* TASK
What is the count of lines in the listing below that hold the string "default"? Reply with that number alone.

━━━━━ THE DATA ━━━━━

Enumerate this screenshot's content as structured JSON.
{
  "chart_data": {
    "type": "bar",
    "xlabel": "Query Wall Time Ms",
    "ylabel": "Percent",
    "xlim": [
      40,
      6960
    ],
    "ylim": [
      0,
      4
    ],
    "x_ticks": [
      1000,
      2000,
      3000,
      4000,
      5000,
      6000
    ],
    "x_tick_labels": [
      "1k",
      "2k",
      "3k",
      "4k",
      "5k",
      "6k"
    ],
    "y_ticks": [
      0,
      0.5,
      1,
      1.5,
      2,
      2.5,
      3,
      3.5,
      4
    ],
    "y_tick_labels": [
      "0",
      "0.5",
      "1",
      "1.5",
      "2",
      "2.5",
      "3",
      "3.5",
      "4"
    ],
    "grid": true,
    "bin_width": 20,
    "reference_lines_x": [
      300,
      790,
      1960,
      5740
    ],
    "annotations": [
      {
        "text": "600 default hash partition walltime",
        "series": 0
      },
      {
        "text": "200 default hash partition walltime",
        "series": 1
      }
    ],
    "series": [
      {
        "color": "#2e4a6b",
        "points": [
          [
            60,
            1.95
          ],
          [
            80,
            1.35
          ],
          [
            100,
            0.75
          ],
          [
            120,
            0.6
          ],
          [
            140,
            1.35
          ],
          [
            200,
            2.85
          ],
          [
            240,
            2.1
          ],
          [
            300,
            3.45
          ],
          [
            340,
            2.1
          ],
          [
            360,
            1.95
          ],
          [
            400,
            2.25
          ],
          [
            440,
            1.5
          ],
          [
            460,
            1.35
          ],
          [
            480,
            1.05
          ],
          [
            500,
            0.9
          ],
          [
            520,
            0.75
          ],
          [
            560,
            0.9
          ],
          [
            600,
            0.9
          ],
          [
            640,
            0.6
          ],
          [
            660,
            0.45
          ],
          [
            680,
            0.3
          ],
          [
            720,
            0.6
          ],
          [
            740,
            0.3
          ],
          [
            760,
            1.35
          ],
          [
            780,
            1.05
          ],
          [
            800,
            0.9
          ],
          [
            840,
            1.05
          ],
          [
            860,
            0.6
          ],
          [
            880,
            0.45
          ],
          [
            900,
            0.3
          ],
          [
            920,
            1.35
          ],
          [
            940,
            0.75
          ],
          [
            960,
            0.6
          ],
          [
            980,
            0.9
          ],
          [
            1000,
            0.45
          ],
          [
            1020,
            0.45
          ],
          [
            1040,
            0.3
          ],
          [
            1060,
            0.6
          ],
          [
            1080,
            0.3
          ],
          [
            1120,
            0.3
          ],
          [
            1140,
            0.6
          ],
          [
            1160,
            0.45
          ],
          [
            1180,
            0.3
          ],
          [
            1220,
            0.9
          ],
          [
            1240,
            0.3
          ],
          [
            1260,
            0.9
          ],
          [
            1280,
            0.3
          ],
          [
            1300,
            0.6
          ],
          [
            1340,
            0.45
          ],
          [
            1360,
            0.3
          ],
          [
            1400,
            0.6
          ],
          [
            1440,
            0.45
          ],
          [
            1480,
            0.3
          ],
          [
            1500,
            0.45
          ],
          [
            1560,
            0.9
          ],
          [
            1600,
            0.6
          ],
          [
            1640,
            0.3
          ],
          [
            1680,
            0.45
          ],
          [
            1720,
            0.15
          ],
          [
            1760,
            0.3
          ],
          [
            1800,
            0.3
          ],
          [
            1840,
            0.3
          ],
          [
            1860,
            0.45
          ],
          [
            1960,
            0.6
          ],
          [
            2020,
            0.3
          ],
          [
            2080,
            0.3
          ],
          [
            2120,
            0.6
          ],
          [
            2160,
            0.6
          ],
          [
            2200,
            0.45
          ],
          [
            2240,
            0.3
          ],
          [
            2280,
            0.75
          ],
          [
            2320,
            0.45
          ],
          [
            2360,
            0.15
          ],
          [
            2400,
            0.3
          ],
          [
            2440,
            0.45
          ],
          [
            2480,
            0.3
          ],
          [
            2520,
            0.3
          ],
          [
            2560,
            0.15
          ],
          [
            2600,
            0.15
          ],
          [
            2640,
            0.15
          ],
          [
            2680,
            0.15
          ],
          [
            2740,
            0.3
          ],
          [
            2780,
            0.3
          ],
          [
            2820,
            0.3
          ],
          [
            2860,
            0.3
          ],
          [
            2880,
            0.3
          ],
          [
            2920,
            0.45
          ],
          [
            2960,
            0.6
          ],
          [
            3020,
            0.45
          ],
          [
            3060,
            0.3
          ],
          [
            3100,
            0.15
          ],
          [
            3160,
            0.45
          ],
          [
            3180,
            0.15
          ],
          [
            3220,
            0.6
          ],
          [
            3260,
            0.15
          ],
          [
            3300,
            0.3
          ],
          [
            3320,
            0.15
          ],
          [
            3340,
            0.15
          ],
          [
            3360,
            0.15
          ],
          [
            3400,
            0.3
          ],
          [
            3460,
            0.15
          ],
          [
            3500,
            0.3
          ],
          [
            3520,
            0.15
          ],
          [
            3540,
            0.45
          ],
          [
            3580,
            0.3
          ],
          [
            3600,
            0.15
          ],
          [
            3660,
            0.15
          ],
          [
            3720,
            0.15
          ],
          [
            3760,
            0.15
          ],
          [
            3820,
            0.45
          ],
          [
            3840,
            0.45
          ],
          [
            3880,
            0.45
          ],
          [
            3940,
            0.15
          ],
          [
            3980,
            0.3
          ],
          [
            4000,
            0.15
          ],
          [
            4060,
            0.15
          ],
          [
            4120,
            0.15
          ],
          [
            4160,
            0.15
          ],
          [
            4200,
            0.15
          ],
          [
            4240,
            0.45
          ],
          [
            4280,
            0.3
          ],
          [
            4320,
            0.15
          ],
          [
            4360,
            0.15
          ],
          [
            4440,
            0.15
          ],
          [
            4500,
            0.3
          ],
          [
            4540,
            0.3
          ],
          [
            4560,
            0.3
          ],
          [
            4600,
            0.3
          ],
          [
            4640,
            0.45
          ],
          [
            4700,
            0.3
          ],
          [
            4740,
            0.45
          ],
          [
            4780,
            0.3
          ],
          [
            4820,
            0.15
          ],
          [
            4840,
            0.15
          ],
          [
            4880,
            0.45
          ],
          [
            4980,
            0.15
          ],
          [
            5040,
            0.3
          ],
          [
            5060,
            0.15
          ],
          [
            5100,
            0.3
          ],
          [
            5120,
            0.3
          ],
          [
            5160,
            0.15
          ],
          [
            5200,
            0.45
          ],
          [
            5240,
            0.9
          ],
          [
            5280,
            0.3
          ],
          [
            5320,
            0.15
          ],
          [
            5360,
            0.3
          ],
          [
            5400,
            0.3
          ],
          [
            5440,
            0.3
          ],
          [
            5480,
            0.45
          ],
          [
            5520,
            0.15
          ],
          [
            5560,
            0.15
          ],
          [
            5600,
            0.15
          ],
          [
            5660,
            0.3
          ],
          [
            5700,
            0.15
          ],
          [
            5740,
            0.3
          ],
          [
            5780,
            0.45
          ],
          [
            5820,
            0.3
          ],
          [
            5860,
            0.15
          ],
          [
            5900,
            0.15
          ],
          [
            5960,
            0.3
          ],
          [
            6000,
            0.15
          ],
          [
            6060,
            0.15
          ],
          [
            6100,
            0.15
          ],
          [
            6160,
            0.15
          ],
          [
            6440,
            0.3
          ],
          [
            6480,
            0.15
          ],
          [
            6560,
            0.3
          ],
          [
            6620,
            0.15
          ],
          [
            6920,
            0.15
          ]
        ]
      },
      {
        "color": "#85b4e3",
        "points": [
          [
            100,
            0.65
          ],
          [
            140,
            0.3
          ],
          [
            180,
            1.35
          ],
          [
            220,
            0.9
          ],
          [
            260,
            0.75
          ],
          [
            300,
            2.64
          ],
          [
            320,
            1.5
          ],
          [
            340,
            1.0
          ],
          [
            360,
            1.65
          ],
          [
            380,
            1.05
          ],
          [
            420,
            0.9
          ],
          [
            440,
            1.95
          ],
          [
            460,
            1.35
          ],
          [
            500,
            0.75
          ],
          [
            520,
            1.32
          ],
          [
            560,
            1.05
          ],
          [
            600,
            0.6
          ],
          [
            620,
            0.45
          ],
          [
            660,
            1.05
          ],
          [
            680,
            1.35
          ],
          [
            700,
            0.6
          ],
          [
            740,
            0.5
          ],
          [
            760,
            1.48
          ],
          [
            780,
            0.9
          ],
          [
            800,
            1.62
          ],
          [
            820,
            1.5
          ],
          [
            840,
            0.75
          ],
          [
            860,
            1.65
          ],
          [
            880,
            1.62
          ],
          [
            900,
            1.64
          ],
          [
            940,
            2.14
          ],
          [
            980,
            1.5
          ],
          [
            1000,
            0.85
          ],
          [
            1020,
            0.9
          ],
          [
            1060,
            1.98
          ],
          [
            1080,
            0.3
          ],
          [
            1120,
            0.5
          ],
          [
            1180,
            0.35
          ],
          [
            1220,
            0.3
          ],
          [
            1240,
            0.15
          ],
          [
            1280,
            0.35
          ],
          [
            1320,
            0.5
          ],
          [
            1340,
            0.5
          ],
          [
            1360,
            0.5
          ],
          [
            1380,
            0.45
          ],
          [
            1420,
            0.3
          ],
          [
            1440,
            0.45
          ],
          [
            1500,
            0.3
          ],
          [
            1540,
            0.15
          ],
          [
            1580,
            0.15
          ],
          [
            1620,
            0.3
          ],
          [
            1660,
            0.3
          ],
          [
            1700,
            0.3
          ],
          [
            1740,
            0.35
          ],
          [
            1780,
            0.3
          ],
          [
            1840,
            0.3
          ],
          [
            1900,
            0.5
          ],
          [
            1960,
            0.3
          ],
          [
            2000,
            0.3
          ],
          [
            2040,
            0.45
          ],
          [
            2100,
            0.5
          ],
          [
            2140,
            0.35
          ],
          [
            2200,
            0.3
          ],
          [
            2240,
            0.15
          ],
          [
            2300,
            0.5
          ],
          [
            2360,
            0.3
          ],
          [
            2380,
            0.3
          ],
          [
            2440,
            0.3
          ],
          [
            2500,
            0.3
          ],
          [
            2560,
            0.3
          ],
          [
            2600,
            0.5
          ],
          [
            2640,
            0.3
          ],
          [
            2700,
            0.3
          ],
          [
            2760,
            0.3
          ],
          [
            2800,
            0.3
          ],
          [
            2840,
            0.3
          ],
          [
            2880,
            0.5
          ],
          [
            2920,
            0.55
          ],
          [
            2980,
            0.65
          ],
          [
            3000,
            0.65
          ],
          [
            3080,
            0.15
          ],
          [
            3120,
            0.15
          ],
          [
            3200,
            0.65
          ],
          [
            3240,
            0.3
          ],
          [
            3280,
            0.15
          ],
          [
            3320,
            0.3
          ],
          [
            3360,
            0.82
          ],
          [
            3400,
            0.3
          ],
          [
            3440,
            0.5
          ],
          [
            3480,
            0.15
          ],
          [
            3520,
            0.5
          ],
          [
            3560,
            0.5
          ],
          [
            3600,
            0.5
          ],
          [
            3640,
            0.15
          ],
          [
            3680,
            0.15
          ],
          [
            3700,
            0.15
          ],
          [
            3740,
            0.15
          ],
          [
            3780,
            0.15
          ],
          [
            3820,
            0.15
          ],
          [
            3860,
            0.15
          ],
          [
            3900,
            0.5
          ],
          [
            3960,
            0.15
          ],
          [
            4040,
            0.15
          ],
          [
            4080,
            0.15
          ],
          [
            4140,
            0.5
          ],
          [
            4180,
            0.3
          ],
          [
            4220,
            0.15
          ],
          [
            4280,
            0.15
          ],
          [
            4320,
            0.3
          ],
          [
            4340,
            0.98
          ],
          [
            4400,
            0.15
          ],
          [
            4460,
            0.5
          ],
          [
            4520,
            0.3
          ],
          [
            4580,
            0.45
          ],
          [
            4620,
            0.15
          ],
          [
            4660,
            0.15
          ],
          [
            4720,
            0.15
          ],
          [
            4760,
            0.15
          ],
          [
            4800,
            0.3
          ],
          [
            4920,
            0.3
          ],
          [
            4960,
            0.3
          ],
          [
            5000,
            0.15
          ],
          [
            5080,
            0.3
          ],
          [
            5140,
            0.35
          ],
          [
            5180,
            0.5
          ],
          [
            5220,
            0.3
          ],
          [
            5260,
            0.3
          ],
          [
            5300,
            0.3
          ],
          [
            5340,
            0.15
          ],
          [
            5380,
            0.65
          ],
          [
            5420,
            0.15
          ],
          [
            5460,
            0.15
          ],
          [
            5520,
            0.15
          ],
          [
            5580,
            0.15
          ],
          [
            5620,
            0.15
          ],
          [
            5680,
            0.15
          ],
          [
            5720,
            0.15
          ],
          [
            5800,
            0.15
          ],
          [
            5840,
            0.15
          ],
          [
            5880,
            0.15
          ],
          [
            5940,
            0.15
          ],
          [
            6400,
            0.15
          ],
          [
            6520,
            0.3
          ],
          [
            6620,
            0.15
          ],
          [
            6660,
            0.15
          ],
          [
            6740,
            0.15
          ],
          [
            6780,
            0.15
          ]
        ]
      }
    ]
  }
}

━━━━━

* THE RESULT
2